## Written exercise:
Draw out every line with the word "JSON" from the listing below.

** Start of Provided data **

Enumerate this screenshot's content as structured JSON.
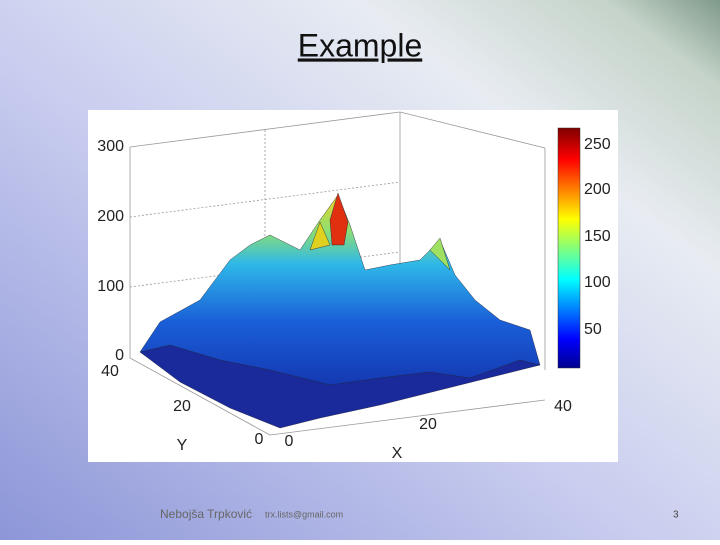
{
  "slide": {
    "title": "Example",
    "figure": {
      "z_ticks": [
        300,
        200,
        100,
        0
      ],
      "y_ticks": [
        40,
        20,
        0
      ],
      "y_label": "Y",
      "x_ticks": [
        0,
        20,
        40
      ],
      "x_label": "X",
      "colorbar_ticks": [
        250,
        200,
        150,
        100,
        50
      ]
    },
    "footer": {
      "author": "Nebojša Trpković",
      "email": "trx.lists@gmail.com",
      "page": "3"
    }
  }
}
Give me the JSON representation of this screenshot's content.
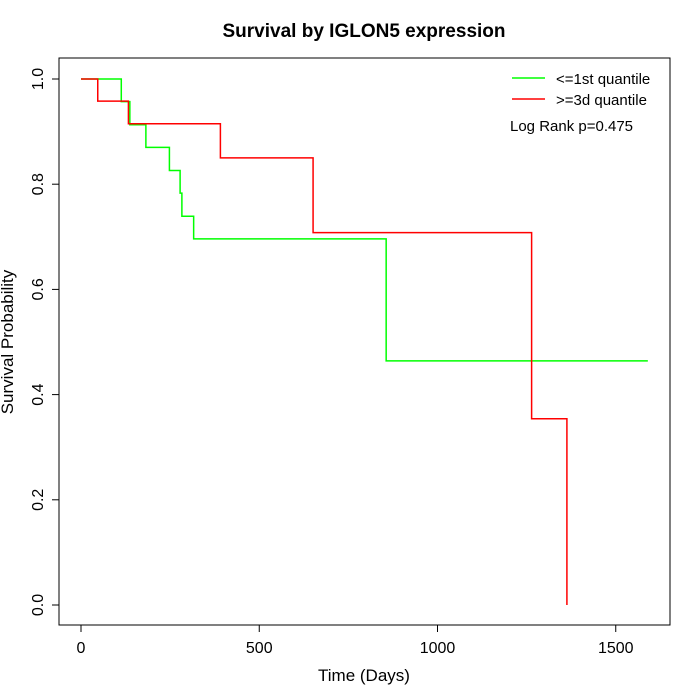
{
  "chart_data": {
    "type": "line",
    "title": "Survival by IGLON5 expression",
    "xlabel": "Time (Days)",
    "ylabel": "Survival Probability",
    "xlim": [
      0,
      1600
    ],
    "ylim": [
      0,
      1
    ],
    "x_ticks": [
      0,
      500,
      1000,
      1500
    ],
    "x_tick_labels": [
      "0",
      "500",
      "1000",
      "1500"
    ],
    "y_ticks": [
      0,
      0.2,
      0.4,
      0.6,
      0.8,
      1
    ],
    "y_tick_labels": [
      "0.0",
      "0.2",
      "0.4",
      "0.6",
      "0.8",
      "1.0"
    ],
    "grid": false,
    "legend_position": "top-right",
    "annotation": "Log Rank p=0.475",
    "series": [
      {
        "name": "<=1st quantile",
        "color": "#00ff00",
        "step_x": [
          0,
          113,
          137,
          182,
          248,
          278,
          283,
          316,
          856,
          1590
        ],
        "step_y": [
          1.0,
          0.957,
          0.913,
          0.87,
          0.826,
          0.783,
          0.739,
          0.696,
          0.464,
          0.464
        ]
      },
      {
        "name": ">=3d quantile",
        "color": "#ff0000",
        "step_x": [
          0,
          47,
          133,
          391,
          651,
          1264,
          1363
        ],
        "step_y": [
          1.0,
          0.958,
          0.915,
          0.85,
          0.708,
          0.354,
          0.0
        ]
      }
    ]
  }
}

** End of Provided data **

## Completed task:
Enumerate this screenshot's content as structured JSON.
Give me the JSON representation of this screenshot's content.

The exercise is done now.